Take the records underneath and set them down exactly.

────────

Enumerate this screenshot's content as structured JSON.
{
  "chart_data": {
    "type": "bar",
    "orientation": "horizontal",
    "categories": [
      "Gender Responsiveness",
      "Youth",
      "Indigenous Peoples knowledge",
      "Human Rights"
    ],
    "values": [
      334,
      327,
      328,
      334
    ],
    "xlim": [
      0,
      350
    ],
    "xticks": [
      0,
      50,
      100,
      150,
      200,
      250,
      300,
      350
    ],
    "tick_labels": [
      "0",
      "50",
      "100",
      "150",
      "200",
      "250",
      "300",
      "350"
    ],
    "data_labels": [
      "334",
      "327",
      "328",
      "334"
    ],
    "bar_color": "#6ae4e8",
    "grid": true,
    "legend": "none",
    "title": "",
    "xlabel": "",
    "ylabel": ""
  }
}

────────

#### [Solution to this problem]
Enumerate this screenshot's content as structured JSON.
{
  "chart_data": {
    "type": "bar",
    "orientation": "horizontal",
    "categories": [
      "Gender Responsiveness",
      "Youth",
      "Indigenous Peoples knowledge",
      "Human Rights"
    ],
    "values": [
      334,
      327,
      328,
      334
    ],
    "xlim": [
      0,
      350
    ],
    "xticks": [
      0,
      50,
      100,
      150,
      200,
      250,
      300,
      350
    ],
    "tick_labels": [
      "0",
      "50",
      "100",
      "150",
      "200",
      "250",
      "300",
      "350"
    ],
    "data_labels": [
      "334",
      "327",
      "328",
      "334"
    ],
    "bar_color": "#6ae4e8",
    "grid": true,
    "legend": "none",
    "title": "",
    "xlabel": "",
    "ylabel": ""
  }
}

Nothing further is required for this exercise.